§ **AIM OF THE EXERCISE**:
Every line that holds "INSTRUCTIONS" should be shown.

§ **ENTRIES**:
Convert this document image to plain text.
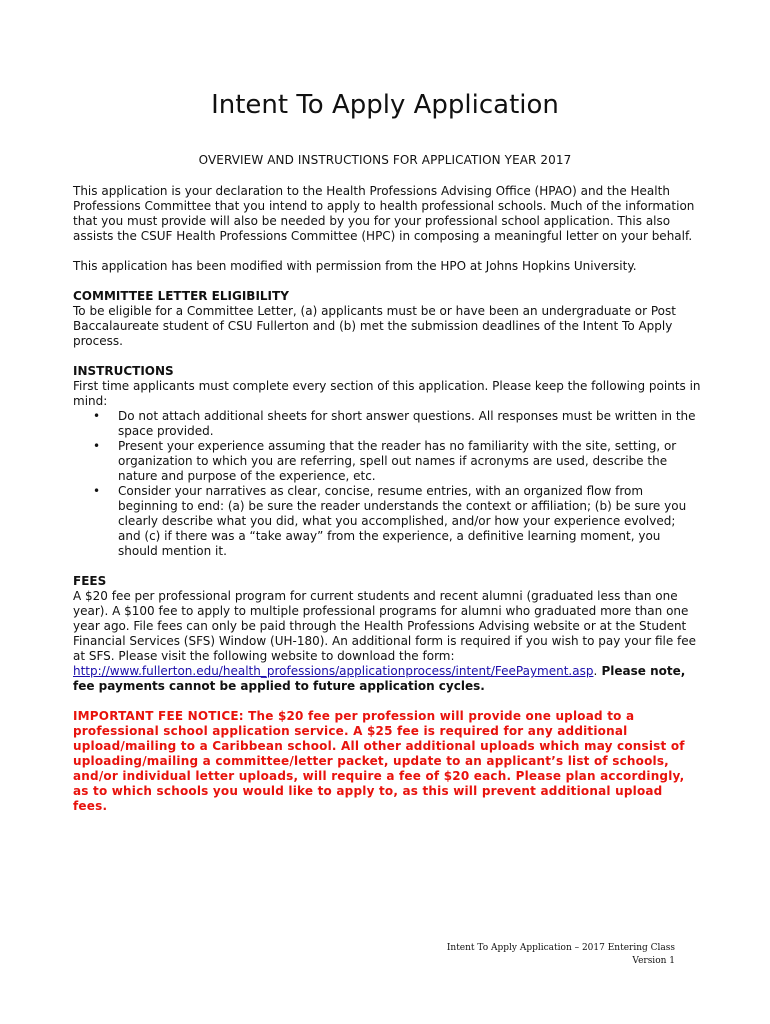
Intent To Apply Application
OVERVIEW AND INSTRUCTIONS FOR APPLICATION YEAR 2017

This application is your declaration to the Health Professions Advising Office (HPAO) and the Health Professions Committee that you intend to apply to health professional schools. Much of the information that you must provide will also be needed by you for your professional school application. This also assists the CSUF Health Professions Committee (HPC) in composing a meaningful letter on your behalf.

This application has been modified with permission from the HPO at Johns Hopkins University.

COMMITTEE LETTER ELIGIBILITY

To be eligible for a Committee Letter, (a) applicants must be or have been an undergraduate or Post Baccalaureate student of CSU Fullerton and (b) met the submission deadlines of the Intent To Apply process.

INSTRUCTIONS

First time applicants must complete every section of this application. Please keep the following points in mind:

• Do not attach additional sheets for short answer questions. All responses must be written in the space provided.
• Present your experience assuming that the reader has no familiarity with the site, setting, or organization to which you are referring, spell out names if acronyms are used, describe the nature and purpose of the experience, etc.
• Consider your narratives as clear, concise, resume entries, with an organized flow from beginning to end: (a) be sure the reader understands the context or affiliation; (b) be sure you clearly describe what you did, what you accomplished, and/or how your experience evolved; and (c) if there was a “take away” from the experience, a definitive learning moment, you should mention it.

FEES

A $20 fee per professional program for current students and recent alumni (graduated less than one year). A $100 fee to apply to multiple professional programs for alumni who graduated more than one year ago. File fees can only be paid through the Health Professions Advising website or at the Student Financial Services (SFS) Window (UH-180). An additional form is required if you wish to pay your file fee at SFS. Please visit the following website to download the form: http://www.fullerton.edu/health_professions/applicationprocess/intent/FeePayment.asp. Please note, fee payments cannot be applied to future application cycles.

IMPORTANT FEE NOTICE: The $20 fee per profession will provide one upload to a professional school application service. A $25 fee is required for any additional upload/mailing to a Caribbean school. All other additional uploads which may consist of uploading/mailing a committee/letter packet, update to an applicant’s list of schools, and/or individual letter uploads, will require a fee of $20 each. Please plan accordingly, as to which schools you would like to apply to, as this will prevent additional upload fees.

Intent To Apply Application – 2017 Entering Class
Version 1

...

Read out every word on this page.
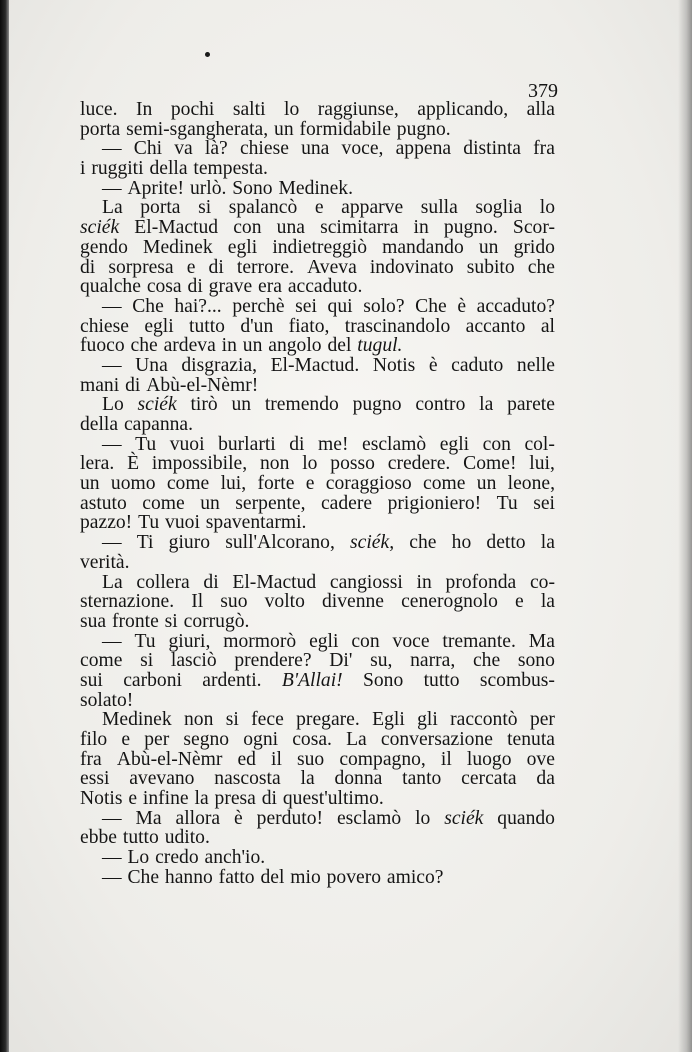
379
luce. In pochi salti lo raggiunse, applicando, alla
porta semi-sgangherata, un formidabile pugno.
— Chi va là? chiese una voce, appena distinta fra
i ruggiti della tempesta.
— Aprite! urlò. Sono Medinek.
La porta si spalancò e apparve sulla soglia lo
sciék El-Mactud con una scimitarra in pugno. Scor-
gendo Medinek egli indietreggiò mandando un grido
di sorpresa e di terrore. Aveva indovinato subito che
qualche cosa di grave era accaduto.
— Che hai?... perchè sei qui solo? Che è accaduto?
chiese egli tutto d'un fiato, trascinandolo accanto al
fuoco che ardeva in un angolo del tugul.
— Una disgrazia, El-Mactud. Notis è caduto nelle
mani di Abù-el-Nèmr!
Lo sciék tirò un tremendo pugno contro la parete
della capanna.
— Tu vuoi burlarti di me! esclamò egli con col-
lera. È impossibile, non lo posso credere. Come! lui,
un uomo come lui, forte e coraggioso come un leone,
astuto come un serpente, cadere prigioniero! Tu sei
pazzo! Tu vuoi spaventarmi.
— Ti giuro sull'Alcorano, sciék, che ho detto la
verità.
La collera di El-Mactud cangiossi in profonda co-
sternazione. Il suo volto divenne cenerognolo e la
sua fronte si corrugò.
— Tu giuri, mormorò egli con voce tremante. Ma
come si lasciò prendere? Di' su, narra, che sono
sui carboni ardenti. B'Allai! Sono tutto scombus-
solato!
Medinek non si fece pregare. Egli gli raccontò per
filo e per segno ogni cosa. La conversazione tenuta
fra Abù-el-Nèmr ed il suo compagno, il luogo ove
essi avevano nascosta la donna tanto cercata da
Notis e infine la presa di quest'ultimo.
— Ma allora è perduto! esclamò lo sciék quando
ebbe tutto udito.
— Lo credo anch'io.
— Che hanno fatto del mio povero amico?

§ **WRITTEN RESPONSE**:
OVERVIEW AND INSTRUCTIONS FOR APPLICATION YEAR 2017
INSTRUCTIONS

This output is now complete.